TASK INSTRUCTIONS
Quote the whole listing verbatim.

* Begin *

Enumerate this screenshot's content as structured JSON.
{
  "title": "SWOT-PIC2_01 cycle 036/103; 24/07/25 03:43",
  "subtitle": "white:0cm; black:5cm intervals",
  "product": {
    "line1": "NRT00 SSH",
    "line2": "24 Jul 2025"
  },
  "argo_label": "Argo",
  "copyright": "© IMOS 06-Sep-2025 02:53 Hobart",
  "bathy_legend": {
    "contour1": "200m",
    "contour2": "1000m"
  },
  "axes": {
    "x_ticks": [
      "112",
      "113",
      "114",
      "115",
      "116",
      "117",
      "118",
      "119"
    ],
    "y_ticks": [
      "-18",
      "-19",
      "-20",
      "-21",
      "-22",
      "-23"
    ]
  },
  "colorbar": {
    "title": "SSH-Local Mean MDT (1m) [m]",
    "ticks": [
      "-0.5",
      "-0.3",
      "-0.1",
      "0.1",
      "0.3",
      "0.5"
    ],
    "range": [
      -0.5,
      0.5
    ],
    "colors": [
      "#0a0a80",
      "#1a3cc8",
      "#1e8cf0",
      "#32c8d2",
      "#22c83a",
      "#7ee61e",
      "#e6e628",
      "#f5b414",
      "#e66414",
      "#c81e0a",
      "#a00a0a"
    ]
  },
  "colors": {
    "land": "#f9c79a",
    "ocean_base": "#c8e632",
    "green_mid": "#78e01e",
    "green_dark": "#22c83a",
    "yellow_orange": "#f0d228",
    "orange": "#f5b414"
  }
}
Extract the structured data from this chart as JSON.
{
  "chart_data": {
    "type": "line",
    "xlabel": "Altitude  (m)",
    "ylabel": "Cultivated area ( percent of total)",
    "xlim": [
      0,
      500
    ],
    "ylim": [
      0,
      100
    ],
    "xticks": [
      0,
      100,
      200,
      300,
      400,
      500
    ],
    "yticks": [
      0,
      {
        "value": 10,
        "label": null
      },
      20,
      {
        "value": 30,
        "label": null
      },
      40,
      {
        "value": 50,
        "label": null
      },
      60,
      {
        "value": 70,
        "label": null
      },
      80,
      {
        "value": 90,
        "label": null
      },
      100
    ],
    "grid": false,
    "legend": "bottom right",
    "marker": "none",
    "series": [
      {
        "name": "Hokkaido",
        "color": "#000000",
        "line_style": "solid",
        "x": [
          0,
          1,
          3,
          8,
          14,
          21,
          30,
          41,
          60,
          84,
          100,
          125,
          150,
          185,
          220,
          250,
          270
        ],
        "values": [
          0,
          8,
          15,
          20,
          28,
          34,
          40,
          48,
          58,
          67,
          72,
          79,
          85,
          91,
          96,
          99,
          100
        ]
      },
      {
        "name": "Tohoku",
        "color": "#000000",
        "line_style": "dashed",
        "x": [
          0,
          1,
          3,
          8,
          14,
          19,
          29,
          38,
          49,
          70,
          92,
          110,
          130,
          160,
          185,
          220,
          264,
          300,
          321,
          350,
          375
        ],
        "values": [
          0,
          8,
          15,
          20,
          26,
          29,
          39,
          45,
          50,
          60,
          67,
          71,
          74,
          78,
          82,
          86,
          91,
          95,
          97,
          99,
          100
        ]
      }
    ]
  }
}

* End *

RESPONSE TO THIS EXERCISE
Enumerate this screenshot's content as structured JSON.
{
  "title": "SWOT-PIC2_01 cycle 036/103; 24/07/25 03:43",
  "subtitle": "white:0cm; black:5cm intervals",
  "product": {
    "line1": "NRT00 SSH",
    "line2": "24 Jul 2025"
  },
  "argo_label": "Argo",
  "copyright": "© IMOS 06-Sep-2025 02:53 Hobart",
  "bathy_legend": {
    "contour1": "200m",
    "contour2": "1000m"
  },
  "axes": {
    "x_ticks": [
      "112",
      "113",
      "114",
      "115",
      "116",
      "117",
      "118",
      "119"
    ],
    "y_ticks": [
      "-18",
      "-19",
      "-20",
      "-21",
      "-22",
      "-23"
    ]
  },
  "colorbar": {
    "title": "SSH-Local Mean MDT (1m) [m]",
    "ticks": [
      "-0.5",
      "-0.3",
      "-0.1",
      "0.1",
      "0.3",
      "0.5"
    ],
    "range": [
      -0.5,
      0.5
    ],
    "colors": [
      "#0a0a80",
      "#1a3cc8",
      "#1e8cf0",
      "#32c8d2",
      "#22c83a",
      "#7ee61e",
      "#e6e628",
      "#f5b414",
      "#e66414",
      "#c81e0a",
      "#a00a0a"
    ]
  },
  "colors": {
    "land": "#f9c79a",
    "ocean_base": "#c8e632",
    "green_mid": "#78e01e",
    "green_dark": "#22c83a",
    "yellow_orange": "#f0d228",
    "orange": "#f5b414"
  }
}
Extract the structured data from this chart as JSON.
{
  "chart_data": {
    "type": "line",
    "xlabel": "Altitude  (m)",
    "ylabel": "Cultivated area ( percent of total)",
    "xlim": [
      0,
      500
    ],
    "ylim": [
      0,
      100
    ],
    "xticks": [
      0,
      100,
      200,
      300,
      400,
      500
    ],
    "yticks": [
      0,
      {
        "value": 10,
        "label": null
      },
      20,
      {
        "value": 30,
        "label": null
      },
      40,
      {
        "value": 50,
        "label": null
      },
      60,
      {
        "value": 70,
        "label": null
      },
      80,
      {
        "value": 90,
        "label": null
      },
      100
    ],
    "grid": false,
    "legend": "bottom right",
    "marker": "none",
    "series": [
      {
        "name": "Hokkaido",
        "color": "#000000",
        "line_style": "solid",
        "x": [
          0,
          1,
          3,
          8,
          14,
          21,
          30,
          41,
          60,
          84,
          100,
          125,
          150,
          185,
          220,
          250,
          270
        ],
        "values": [
          0,
          8,
          15,
          20,
          28,
          34,
          40,
          48,
          58,
          67,
          72,
          79,
          85,
          91,
          96,
          99,
          100
        ]
      },
      {
        "name": "Tohoku",
        "color": "#000000",
        "line_style": "dashed",
        "x": [
          0,
          1,
          3,
          8,
          14,
          19,
          29,
          38,
          49,
          70,
          92,
          110,
          130,
          160,
          185,
          220,
          264,
          300,
          321,
          350,
          375
        ],
        "values": [
          0,
          8,
          15,
          20,
          26,
          29,
          39,
          45,
          50,
          60,
          67,
          71,
          74,
          78,
          82,
          86,
          91,
          95,
          97,
          99,
          100
        ]
      }
    ]
  }
}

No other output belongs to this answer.